== Extracted records ==
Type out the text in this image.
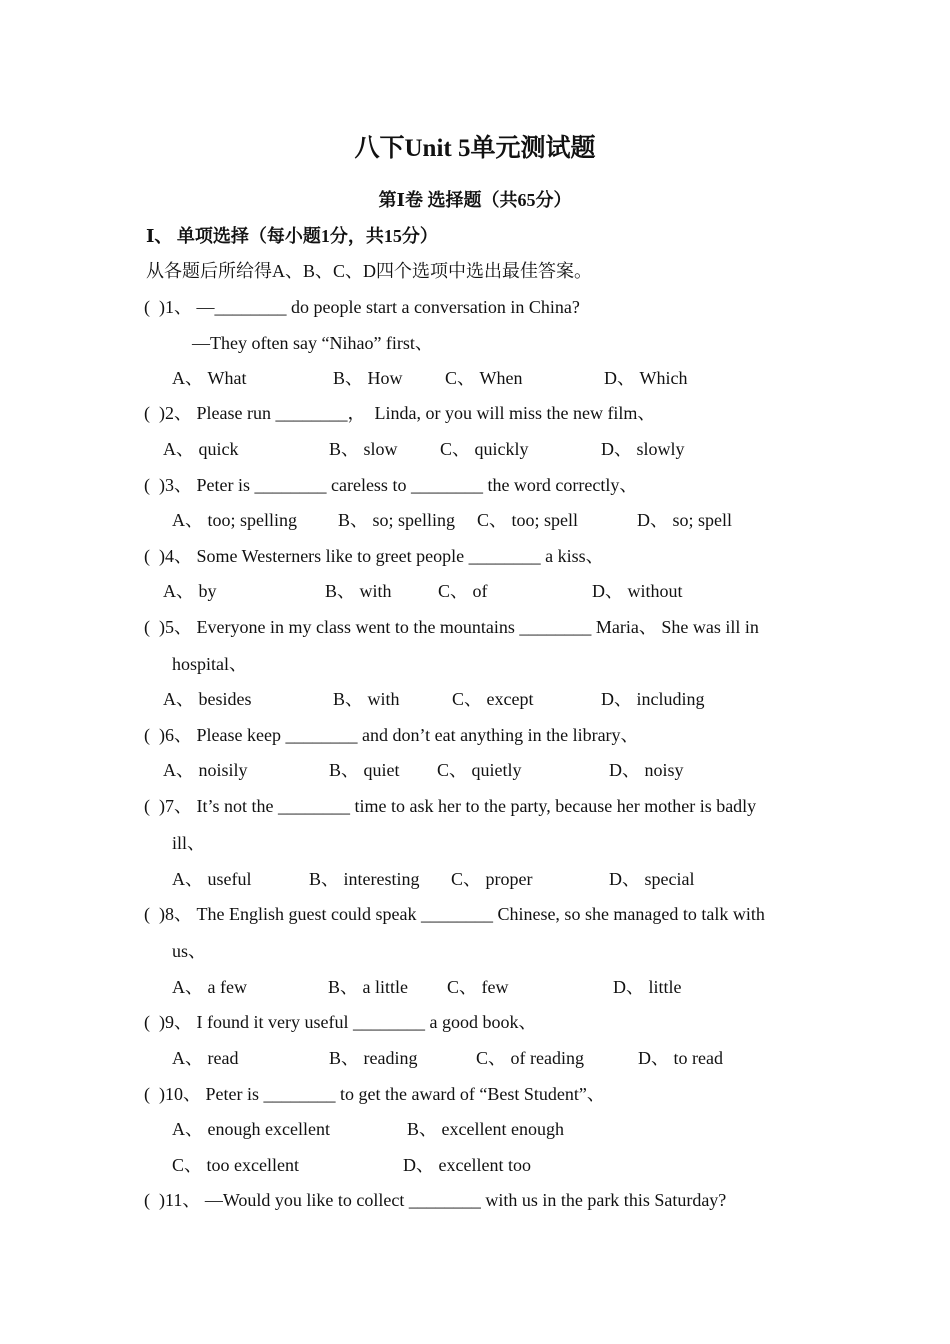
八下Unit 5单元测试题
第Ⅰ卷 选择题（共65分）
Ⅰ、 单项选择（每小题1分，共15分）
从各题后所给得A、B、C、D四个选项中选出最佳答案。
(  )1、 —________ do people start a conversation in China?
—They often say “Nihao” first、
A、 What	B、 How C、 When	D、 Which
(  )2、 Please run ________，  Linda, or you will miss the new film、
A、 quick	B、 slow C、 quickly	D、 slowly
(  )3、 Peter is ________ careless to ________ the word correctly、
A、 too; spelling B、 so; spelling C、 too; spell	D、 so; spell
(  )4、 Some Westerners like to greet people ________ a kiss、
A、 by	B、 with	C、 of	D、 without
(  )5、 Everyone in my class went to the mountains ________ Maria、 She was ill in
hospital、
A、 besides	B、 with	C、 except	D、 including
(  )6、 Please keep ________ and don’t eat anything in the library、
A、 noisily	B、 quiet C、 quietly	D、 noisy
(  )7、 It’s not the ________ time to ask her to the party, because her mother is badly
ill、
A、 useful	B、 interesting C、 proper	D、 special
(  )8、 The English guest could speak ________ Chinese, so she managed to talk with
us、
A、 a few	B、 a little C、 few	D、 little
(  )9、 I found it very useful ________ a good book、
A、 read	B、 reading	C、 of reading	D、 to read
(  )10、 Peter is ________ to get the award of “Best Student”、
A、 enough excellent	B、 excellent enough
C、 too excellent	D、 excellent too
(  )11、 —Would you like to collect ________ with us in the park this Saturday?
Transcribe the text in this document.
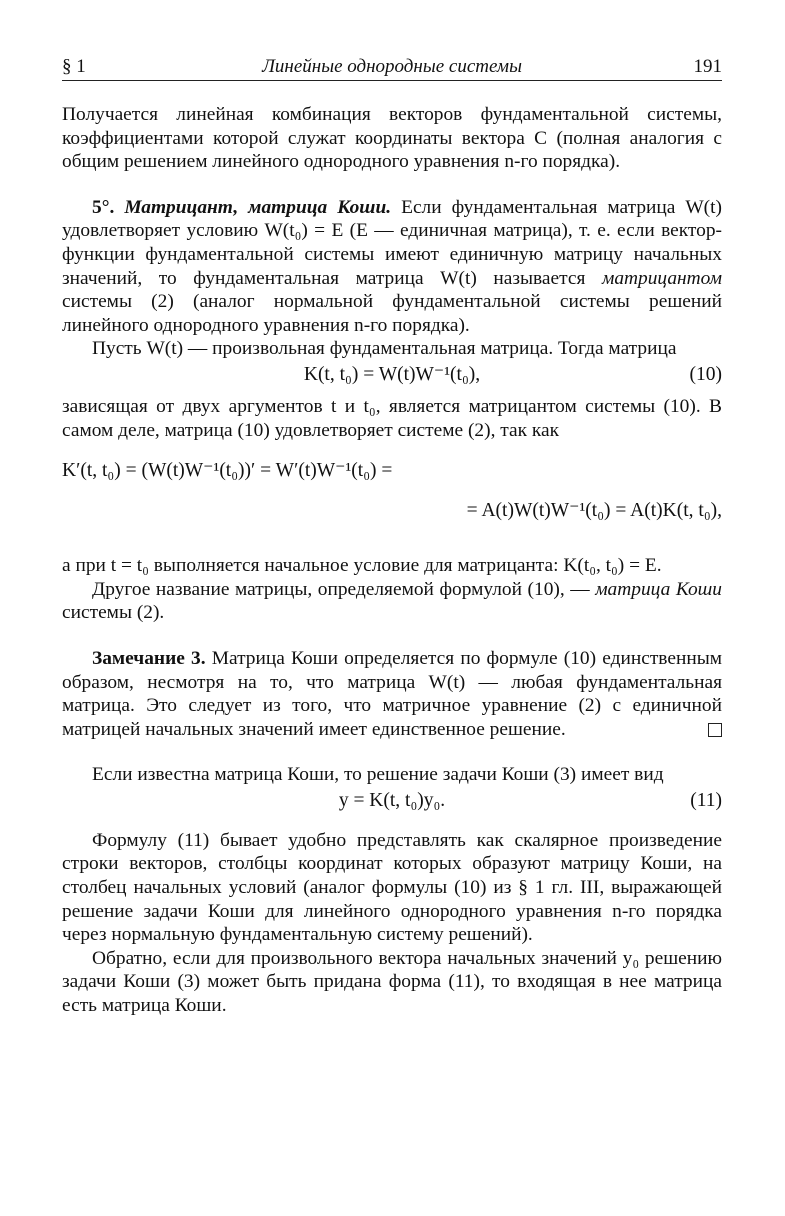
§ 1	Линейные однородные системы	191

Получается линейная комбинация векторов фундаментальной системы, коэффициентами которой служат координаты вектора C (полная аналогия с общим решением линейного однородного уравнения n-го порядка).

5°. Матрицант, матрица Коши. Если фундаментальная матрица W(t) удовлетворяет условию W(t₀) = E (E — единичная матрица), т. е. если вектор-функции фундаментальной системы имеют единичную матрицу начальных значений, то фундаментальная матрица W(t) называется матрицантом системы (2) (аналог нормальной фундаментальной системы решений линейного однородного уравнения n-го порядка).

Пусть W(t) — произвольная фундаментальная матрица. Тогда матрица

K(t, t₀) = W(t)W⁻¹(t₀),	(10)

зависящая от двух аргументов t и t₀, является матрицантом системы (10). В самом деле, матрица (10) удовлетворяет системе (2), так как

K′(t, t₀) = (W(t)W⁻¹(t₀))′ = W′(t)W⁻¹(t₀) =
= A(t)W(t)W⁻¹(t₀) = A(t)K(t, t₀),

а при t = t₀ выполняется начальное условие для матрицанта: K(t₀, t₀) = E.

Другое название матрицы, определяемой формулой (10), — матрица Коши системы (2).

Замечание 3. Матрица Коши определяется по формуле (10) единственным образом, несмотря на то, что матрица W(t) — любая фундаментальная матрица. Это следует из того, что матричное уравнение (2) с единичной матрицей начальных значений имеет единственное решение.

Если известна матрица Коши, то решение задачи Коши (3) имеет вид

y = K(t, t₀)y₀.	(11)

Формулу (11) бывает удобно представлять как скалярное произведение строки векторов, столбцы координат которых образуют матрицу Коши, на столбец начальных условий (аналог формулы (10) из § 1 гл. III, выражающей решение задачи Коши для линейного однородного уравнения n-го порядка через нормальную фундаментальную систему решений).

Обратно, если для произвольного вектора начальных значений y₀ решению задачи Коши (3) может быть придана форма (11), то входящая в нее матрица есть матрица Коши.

== What you should do ==
Out of the records, collect only those lines that contain the string "like".

== Written response ==
(  )4、 Some Westerners like to greet people ________ a kiss、
(  )11、 —Would you like to collect ________ with us in the park this Saturday?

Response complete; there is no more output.